### EXERCISE DATA

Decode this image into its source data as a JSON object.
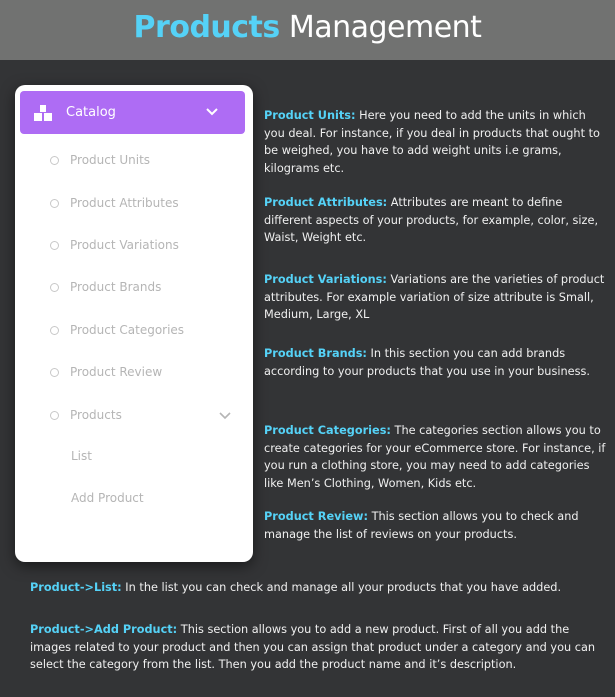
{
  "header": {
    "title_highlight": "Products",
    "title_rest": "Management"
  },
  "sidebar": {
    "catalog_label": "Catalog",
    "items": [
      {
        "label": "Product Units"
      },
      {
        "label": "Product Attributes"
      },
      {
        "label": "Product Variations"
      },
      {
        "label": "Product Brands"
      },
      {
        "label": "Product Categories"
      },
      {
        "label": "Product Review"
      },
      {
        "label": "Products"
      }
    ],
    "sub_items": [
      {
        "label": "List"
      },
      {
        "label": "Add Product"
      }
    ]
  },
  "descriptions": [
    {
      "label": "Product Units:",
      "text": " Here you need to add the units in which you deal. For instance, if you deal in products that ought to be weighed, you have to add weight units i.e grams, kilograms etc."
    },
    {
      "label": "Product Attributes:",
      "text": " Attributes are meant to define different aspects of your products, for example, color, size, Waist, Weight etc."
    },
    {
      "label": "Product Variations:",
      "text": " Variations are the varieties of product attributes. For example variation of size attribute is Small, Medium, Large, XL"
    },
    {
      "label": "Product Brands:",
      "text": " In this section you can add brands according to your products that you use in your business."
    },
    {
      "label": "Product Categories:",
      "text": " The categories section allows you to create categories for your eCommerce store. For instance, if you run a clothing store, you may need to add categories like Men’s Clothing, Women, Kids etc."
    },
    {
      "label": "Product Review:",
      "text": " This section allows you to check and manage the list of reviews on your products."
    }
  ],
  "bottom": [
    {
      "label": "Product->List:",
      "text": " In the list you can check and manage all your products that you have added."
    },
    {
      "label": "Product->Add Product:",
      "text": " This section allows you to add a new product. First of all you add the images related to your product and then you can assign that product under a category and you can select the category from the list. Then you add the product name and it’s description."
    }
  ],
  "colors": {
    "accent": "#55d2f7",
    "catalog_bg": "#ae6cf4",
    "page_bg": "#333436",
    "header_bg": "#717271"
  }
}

######
### EXERCISE DATA

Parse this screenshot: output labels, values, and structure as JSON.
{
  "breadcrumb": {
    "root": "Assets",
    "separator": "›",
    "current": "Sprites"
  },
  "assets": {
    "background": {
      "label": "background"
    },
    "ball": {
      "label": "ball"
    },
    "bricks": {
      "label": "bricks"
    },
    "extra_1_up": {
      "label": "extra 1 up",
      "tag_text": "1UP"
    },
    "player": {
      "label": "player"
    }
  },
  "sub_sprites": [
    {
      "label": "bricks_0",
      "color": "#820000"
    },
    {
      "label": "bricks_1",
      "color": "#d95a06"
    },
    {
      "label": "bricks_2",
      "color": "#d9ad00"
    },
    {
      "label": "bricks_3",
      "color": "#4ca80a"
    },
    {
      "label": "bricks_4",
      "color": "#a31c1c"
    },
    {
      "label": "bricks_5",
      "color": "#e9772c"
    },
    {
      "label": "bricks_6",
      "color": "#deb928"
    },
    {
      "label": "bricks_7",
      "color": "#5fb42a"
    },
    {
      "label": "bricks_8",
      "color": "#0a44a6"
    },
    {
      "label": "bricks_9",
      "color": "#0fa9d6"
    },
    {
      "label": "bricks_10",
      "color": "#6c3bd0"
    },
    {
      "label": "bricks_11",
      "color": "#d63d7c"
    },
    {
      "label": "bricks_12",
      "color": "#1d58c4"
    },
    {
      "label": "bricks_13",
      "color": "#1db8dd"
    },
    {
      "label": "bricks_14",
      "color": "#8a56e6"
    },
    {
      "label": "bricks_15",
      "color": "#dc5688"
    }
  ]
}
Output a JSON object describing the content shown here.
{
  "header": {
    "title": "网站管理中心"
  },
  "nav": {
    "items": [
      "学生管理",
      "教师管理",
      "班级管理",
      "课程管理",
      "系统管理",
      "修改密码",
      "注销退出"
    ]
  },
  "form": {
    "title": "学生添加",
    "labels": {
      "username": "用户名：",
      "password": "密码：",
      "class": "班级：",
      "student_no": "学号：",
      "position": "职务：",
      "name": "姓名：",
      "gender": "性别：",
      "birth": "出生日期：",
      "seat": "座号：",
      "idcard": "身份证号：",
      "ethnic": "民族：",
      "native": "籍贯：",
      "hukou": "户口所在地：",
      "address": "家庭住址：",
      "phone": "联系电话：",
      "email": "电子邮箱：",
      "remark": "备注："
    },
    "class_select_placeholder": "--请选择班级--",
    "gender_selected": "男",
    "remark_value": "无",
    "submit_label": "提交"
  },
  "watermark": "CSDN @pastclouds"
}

######
### EXERCISE DATA

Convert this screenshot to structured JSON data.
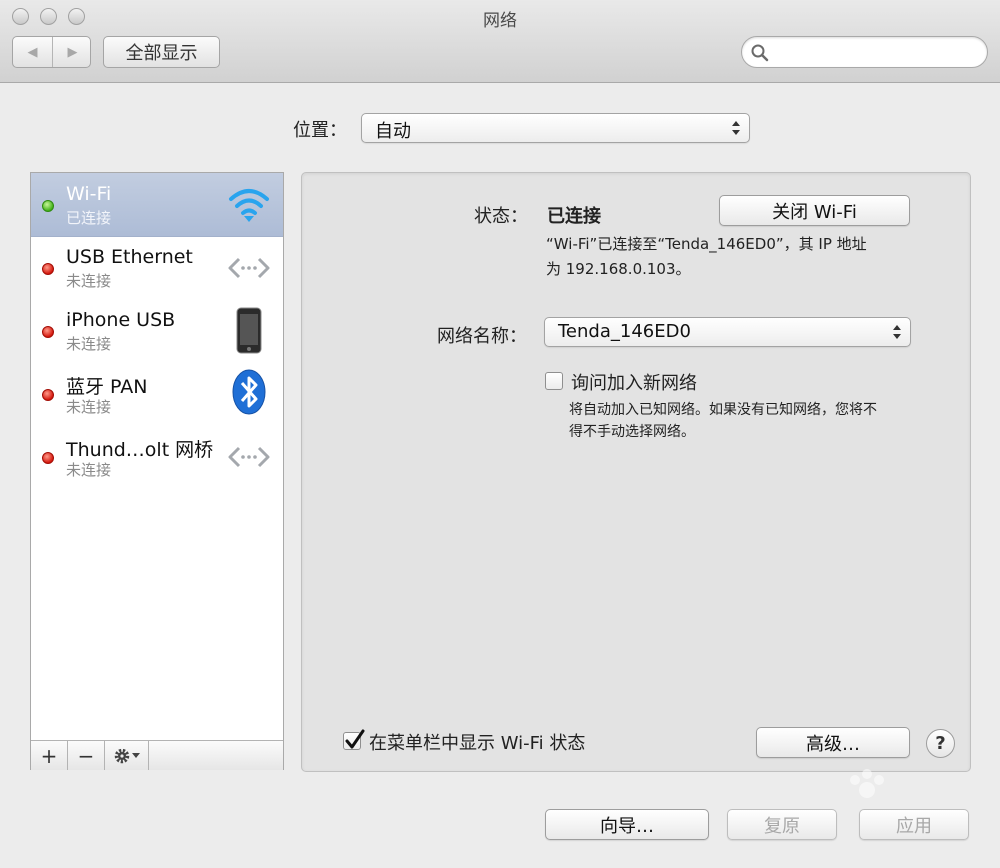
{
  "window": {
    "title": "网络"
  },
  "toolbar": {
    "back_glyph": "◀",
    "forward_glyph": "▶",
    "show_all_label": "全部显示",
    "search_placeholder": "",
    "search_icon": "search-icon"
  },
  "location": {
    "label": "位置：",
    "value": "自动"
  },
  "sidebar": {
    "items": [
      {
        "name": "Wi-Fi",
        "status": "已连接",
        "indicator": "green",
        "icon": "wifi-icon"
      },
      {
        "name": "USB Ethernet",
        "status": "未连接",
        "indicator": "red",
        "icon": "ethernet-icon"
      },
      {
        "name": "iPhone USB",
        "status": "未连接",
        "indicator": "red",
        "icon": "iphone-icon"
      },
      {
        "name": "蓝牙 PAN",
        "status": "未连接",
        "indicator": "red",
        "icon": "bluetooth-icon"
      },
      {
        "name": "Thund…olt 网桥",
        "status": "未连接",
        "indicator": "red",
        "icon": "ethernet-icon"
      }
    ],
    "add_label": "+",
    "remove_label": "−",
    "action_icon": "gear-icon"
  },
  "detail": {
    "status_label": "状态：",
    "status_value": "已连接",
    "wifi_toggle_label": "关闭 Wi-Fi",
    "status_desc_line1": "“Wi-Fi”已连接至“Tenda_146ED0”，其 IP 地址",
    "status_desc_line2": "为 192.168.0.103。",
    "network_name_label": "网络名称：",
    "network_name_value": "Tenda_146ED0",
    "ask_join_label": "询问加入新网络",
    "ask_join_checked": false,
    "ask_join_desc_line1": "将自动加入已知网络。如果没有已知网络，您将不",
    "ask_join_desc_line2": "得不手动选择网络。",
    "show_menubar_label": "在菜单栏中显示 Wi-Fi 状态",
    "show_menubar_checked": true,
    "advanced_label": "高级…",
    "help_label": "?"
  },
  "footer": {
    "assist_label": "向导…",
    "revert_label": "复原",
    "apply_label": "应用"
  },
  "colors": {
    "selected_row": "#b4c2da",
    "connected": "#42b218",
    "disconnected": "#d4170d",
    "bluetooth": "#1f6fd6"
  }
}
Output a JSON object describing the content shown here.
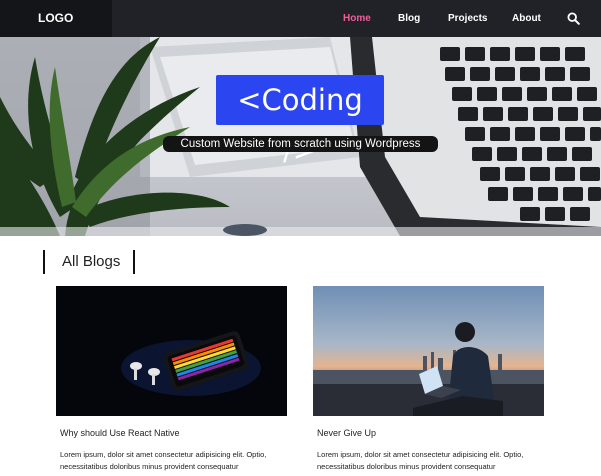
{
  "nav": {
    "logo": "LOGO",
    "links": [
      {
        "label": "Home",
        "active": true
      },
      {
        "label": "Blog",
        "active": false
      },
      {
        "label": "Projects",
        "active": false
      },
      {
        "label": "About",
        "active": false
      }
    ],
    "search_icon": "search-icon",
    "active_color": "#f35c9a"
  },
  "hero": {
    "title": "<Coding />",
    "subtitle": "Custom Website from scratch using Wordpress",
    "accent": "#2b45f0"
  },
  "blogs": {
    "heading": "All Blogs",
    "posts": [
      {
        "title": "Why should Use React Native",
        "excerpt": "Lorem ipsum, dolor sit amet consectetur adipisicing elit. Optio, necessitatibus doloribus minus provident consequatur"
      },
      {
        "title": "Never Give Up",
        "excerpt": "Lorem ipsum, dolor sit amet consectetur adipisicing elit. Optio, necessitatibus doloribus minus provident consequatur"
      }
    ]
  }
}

######

▶ [GIVEN REQUEST]: Return every line above in which the string "need" occurs.

▶ [THE RESPONSE]:
      "text": " Here you need to add the units in which you deal. For instance, if you deal in products that ought to be weighed, you have to add weight units i.e grams, kilograms etc."
      "text": " The categories section allows you to create categories for your eCommerce store. For instance, if you run a clothing store, you may need to add categories like Men’s Clothing, Women, Kids etc."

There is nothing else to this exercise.